[Data records]

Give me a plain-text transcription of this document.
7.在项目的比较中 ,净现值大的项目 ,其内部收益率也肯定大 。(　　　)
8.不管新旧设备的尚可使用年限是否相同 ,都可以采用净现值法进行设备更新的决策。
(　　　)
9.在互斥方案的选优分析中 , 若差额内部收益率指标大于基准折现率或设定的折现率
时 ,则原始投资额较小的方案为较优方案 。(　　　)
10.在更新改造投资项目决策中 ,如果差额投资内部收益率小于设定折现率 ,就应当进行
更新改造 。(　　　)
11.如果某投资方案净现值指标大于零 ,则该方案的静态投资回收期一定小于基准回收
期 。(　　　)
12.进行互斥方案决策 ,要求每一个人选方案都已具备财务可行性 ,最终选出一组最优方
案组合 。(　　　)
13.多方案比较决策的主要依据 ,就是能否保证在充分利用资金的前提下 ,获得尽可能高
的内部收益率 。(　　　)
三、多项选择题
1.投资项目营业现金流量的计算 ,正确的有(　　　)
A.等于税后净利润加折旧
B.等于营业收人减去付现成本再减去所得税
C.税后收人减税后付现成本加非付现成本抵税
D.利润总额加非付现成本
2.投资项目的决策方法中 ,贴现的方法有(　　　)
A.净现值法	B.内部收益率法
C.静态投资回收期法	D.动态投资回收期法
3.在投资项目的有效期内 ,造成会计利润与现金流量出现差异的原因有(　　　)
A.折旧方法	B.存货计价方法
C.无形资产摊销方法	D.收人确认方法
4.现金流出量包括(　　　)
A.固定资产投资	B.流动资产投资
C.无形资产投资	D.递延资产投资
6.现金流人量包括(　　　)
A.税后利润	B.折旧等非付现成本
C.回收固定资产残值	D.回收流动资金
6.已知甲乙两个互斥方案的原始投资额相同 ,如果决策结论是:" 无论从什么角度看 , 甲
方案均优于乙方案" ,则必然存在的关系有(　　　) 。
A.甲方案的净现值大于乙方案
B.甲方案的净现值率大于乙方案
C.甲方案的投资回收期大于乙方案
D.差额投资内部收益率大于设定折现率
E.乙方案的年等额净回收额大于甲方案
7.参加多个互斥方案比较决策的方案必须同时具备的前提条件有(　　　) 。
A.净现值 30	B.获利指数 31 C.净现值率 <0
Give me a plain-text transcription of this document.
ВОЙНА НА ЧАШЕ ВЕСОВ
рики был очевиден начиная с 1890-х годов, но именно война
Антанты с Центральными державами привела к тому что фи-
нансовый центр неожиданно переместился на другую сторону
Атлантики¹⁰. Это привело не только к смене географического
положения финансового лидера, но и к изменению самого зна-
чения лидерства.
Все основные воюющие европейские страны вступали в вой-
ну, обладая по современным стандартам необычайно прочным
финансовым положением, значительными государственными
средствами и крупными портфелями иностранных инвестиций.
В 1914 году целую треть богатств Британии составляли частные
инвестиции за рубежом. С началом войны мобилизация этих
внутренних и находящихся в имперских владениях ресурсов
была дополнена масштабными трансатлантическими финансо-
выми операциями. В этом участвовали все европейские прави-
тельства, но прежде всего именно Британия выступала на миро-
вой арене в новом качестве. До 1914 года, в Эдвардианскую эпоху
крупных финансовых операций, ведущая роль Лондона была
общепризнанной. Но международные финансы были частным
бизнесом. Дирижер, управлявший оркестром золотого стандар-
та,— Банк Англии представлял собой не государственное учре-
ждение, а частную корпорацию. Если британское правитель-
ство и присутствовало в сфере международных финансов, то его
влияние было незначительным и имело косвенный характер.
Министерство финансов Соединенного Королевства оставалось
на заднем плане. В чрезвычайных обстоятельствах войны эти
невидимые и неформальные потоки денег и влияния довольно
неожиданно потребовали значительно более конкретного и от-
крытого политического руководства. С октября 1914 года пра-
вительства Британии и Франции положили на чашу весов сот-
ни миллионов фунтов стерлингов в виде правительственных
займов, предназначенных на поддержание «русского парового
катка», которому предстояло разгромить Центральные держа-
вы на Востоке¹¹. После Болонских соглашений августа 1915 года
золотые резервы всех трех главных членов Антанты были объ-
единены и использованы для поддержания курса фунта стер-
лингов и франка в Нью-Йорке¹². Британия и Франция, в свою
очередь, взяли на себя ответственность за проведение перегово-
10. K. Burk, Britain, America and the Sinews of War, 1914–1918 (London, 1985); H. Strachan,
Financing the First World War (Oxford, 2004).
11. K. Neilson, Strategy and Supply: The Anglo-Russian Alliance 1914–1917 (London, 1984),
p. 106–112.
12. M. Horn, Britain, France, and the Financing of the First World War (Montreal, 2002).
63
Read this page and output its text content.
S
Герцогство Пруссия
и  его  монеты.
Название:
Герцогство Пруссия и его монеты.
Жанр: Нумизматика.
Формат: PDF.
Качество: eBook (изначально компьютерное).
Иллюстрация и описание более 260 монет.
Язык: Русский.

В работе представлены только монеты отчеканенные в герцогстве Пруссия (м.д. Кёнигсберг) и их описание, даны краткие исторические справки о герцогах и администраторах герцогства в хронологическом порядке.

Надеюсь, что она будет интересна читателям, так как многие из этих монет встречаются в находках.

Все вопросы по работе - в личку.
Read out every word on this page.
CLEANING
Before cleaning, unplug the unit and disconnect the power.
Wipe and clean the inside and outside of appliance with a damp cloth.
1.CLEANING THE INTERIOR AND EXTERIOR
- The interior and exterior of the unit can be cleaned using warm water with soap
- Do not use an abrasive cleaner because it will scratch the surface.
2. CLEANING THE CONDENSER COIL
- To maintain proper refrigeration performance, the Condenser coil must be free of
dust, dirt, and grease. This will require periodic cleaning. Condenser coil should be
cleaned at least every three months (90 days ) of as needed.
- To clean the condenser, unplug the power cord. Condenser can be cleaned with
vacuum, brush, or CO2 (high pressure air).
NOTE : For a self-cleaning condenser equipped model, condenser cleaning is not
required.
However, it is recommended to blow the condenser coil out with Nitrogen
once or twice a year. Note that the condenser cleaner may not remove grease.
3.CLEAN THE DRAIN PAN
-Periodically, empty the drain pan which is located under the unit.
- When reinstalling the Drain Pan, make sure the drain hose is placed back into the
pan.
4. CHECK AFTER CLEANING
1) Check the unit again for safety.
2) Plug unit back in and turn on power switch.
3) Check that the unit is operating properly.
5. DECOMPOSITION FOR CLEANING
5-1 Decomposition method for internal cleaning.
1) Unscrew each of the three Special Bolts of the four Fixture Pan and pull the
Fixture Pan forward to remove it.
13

**What the task requires:**
The records above must be repeated exactly, every one of them.

**Full response:**
Give me a plain-text transcription of this document.
7.在项目的比较中 ,净现值大的项目 ,其内部收益率也肯定大 。(　　　)
8.不管新旧设备的尚可使用年限是否相同 ,都可以采用净现值法进行设备更新的决策。
(　　　)
9.在互斥方案的选优分析中 , 若差额内部收益率指标大于基准折现率或设定的折现率
时 ,则原始投资额较小的方案为较优方案 。(　　　)
10.在更新改造投资项目决策中 ,如果差额投资内部收益率小于设定折现率 ,就应当进行
更新改造 。(　　　)
11.如果某投资方案净现值指标大于零 ,则该方案的静态投资回收期一定小于基准回收
期 。(　　　)
12.进行互斥方案决策 ,要求每一个人选方案都已具备财务可行性 ,最终选出一组最优方
案组合 。(　　　)
13.多方案比较决策的主要依据 ,就是能否保证在充分利用资金的前提下 ,获得尽可能高
的内部收益率 。(　　　)
三、多项选择题
1.投资项目营业现金流量的计算 ,正确的有(　　　)
A.等于税后净利润加折旧
B.等于营业收人减去付现成本再减去所得税
C.税后收人减税后付现成本加非付现成本抵税
D.利润总额加非付现成本
2.投资项目的决策方法中 ,贴现的方法有(　　　)
A.净现值法	B.内部收益率法
C.静态投资回收期法	D.动态投资回收期法
3.在投资项目的有效期内 ,造成会计利润与现金流量出现差异的原因有(　　　)
A.折旧方法	B.存货计价方法
C.无形资产摊销方法	D.收人确认方法
4.现金流出量包括(　　　)
A.固定资产投资	B.流动资产投资
C.无形资产投资	D.递延资产投资
6.现金流人量包括(　　　)
A.税后利润	B.折旧等非付现成本
C.回收固定资产残值	D.回收流动资金
6.已知甲乙两个互斥方案的原始投资额相同 ,如果决策结论是:" 无论从什么角度看 , 甲
方案均优于乙方案" ,则必然存在的关系有(　　　) 。
A.甲方案的净现值大于乙方案
B.甲方案的净现值率大于乙方案
C.甲方案的投资回收期大于乙方案
D.差额投资内部收益率大于设定折现率
E.乙方案的年等额净回收额大于甲方案
7.参加多个互斥方案比较决策的方案必须同时具备的前提条件有(　　　) 。
A.净现值 30	B.获利指数 31 C.净现值率 <0
Give me a plain-text transcription of this document.
ВОЙНА НА ЧАШЕ ВЕСОВ
рики был очевиден начиная с 1890-х годов, но именно война
Антанты с Центральными державами привела к тому что фи-
нансовый центр неожиданно переместился на другую сторону
Атлантики¹⁰. Это привело не только к смене географического
положения финансового лидера, но и к изменению самого зна-
чения лидерства.
Все основные воюющие европейские страны вступали в вой-
ну, обладая по современным стандартам необычайно прочным
финансовым положением, значительными государственными
средствами и крупными портфелями иностранных инвестиций.
В 1914 году целую треть богатств Британии составляли частные
инвестиции за рубежом. С началом войны мобилизация этих
внутренних и находящихся в имперских владениях ресурсов
была дополнена масштабными трансатлантическими финансо-
выми операциями. В этом участвовали все европейские прави-
тельства, но прежде всего именно Британия выступала на миро-
вой арене в новом качестве. До 1914 года, в Эдвардианскую эпоху
крупных финансовых операций, ведущая роль Лондона была
общепризнанной. Но международные финансы были частным
бизнесом. Дирижер, управлявший оркестром золотого стандар-
та,— Банк Англии представлял собой не государственное учре-
ждение, а частную корпорацию. Если британское правитель-
ство и присутствовало в сфере международных финансов, то его
влияние было незначительным и имело косвенный характер.
Министерство финансов Соединенного Королевства оставалось
на заднем плане. В чрезвычайных обстоятельствах войны эти
невидимые и неформальные потоки денег и влияния довольно
неожиданно потребовали значительно более конкретного и от-
крытого политического руководства. С октября 1914 года пра-
вительства Британии и Франции положили на чашу весов сот-
ни миллионов фунтов стерлингов в виде правительственных
займов, предназначенных на поддержание «русского парового
катка», которому предстояло разгромить Центральные держа-
вы на Востоке¹¹. После Болонских соглашений августа 1915 года
золотые резервы всех трех главных членов Антанты были объ-
единены и использованы для поддержания курса фунта стер-
лингов и франка в Нью-Йорке¹². Британия и Франция, в свою
очередь, взяли на себя ответственность за проведение перегово-
10. K. Burk, Britain, America and the Sinews of War, 1914–1918 (London, 1985); H. Strachan,
Financing the First World War (Oxford, 2004).
11. K. Neilson, Strategy and Supply: The Anglo-Russian Alliance 1914–1917 (London, 1984),
p. 106–112.
12. M. Horn, Britain, France, and the Financing of the First World War (Montreal, 2002).
63
Read this page and output its text content.
S
Герцогство Пруссия
и  его  монеты.
Название:
Герцогство Пруссия и его монеты.
Жанр: Нумизматика.
Формат: PDF.
Качество: eBook (изначально компьютерное).
Иллюстрация и описание более 260 монет.
Язык: Русский.

В работе представлены только монеты отчеканенные в герцогстве Пруссия (м.д. Кёнигсберг) и их описание, даны краткие исторические справки о герцогах и администраторах герцогства в хронологическом порядке.

Надеюсь, что она будет интересна читателям, так как многие из этих монет встречаются в находках.

Все вопросы по работе - в личку.
Read out every word on this page.
CLEANING
Before cleaning, unplug the unit and disconnect the power.
Wipe and clean the inside and outside of appliance with a damp cloth.
1.CLEANING THE INTERIOR AND EXTERIOR
- The interior and exterior of the unit can be cleaned using warm water with soap
- Do not use an abrasive cleaner because it will scratch the surface.
2. CLEANING THE CONDENSER COIL
- To maintain proper refrigeration performance, the Condenser coil must be free of
dust, dirt, and grease. This will require periodic cleaning. Condenser coil should be
cleaned at least every three months (90 days ) of as needed.
- To clean the condenser, unplug the power cord. Condenser can be cleaned with
vacuum, brush, or CO2 (high pressure air).
NOTE : For a self-cleaning condenser equipped model, condenser cleaning is not
required.
However, it is recommended to blow the condenser coil out with Nitrogen
once or twice a year. Note that the condenser cleaner may not remove grease.
3.CLEAN THE DRAIN PAN
-Periodically, empty the drain pan which is located under the unit.
- When reinstalling the Drain Pan, make sure the drain hose is placed back into the
pan.
4. CHECK AFTER CLEANING
1) Check the unit again for safety.
2) Plug unit back in and turn on power switch.
3) Check that the unit is operating properly.
5. DECOMPOSITION FOR CLEANING
5-1 Decomposition method for internal cleaning.
1) Unscrew each of the three Special Bolts of the four Fixture Pan and pull the
Fixture Pan forward to remove it.
13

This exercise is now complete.